> _Task instructions_:
Exactly as they appear, output all of the entries.

»»

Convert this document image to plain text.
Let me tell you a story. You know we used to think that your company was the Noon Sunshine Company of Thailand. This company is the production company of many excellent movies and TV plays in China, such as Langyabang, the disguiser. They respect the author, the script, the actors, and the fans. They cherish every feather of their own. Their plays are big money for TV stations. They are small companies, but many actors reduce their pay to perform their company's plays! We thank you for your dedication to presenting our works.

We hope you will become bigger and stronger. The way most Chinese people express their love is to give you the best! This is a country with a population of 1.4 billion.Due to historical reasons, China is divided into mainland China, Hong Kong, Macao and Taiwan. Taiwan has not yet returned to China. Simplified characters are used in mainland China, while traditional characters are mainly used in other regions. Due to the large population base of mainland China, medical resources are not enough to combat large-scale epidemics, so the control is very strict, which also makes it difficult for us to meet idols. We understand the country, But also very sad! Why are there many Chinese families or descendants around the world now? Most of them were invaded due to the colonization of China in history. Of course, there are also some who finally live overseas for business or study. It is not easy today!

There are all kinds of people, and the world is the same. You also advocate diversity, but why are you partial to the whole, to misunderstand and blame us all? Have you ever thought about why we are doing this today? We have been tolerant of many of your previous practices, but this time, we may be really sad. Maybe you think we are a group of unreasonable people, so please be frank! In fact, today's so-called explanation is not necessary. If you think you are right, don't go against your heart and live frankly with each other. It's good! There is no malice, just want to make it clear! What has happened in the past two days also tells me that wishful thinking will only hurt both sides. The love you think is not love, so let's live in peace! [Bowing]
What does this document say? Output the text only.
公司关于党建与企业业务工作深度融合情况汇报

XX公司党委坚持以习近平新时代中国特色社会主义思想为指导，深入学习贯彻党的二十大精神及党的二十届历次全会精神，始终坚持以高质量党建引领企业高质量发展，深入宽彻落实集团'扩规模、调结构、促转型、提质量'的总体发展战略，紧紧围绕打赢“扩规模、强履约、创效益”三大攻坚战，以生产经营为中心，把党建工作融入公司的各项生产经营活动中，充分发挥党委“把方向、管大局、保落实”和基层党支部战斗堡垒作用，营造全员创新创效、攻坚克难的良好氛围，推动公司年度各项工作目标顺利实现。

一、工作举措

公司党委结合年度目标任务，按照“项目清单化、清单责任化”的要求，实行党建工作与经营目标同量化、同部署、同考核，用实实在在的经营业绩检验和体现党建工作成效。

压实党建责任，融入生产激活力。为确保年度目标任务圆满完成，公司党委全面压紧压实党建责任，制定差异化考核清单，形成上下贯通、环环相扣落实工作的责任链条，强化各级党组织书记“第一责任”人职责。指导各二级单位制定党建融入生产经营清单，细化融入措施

««

> _Complete output_:
Convert this document image to plain text.
Let me tell you a story. You know we used to think that your company was the Noon Sunshine Company of Thailand. This company is the production company of many excellent movies and TV plays in China, such as Langyabang, the disguiser. They respect the author, the script, the actors, and the fans. They cherish every feather of their own. Their plays are big money for TV stations. They are small companies, but many actors reduce their pay to perform their company's plays! We thank you for your dedication to presenting our works.

We hope you will become bigger and stronger. The way most Chinese people express their love is to give you the best! This is a country with a population of 1.4 billion.Due to historical reasons, China is divided into mainland China, Hong Kong, Macao and Taiwan. Taiwan has not yet returned to China. Simplified characters are used in mainland China, while traditional characters are mainly used in other regions. Due to the large population base of mainland China, medical resources are not enough to combat large-scale epidemics, so the control is very strict, which also makes it difficult for us to meet idols. We understand the country, But also very sad! Why are there many Chinese families or descendants around the world now? Most of them were invaded due to the colonization of China in history. Of course, there are also some who finally live overseas for business or study. It is not easy today!

There are all kinds of people, and the world is the same. You also advocate diversity, but why are you partial to the whole, to misunderstand and blame us all? Have you ever thought about why we are doing this today? We have been tolerant of many of your previous practices, but this time, we may be really sad. Maybe you think we are a group of unreasonable people, so please be frank! In fact, today's so-called explanation is not necessary. If you think you are right, don't go against your heart and live frankly with each other. It's good! There is no malice, just want to make it clear! What has happened in the past two days also tells me that wishful thinking will only hurt both sides. The love you think is not love, so let's live in peace! [Bowing]
What does this document say? Output the text only.
公司关于党建与企业业务工作深度融合情况汇报

XX公司党委坚持以习近平新时代中国特色社会主义思想为指导，深入学习贯彻党的二十大精神及党的二十届历次全会精神，始终坚持以高质量党建引领企业高质量发展，深入宽彻落实集团'扩规模、调结构、促转型、提质量'的总体发展战略，紧紧围绕打赢“扩规模、强履约、创效益”三大攻坚战，以生产经营为中心，把党建工作融入公司的各项生产经营活动中，充分发挥党委“把方向、管大局、保落实”和基层党支部战斗堡垒作用，营造全员创新创效、攻坚克难的良好氛围，推动公司年度各项工作目标顺利实现。

一、工作举措

公司党委结合年度目标任务，按照“项目清单化、清单责任化”的要求，实行党建工作与经营目标同量化、同部署、同考核，用实实在在的经营业绩检验和体现党建工作成效。

压实党建责任，融入生产激活力。为确保年度目标任务圆满完成，公司党委全面压紧压实党建责任，制定差异化考核清单，形成上下贯通、环环相扣落实工作的责任链条，强化各级党组织书记“第一责任”人职责。指导各二级单位制定党建融入生产经营清单，细化融入措施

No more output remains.